* _EXERCISE DESCRIPTION_
Set the data down again, exactly as it reads, but without the pictures.

* _GIVEN RECORDS_
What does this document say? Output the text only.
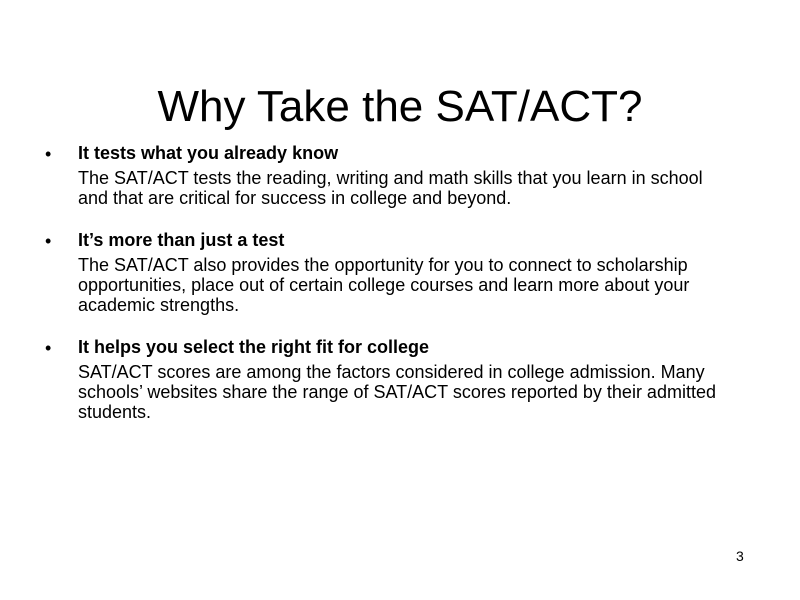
Why Take the SAT/ACT?
• It tests what you already know
The SAT/ACT tests the reading, writing and math skills that you learn in school and that are critical for success in college and beyond.
• It’s more than just a test
The SAT/ACT also provides the opportunity for you to connect to scholarship opportunities, place out of certain college courses and learn more about your academic strengths.
• It helps you select the right fit for college
SAT/ACT scores are among the factors considered in college admission. Many schools’ websites share the range of SAT/ACT scores reported by their admitted students.
3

* _PROBLEM SOLUTION_
What does this document say? Output the text only.
Why Take the SAT/ACT?
• It tests what you already know
The SAT/ACT tests the reading, writing and math skills that you learn in school and that are critical for success in college and beyond.
• It’s more than just a test
The SAT/ACT also provides the opportunity for you to connect to scholarship opportunities, place out of certain college courses and learn more about your academic strengths.
• It helps you select the right fit for college
SAT/ACT scores are among the factors considered in college admission. Many schools’ websites share the range of SAT/ACT scores reported by their admitted students.
3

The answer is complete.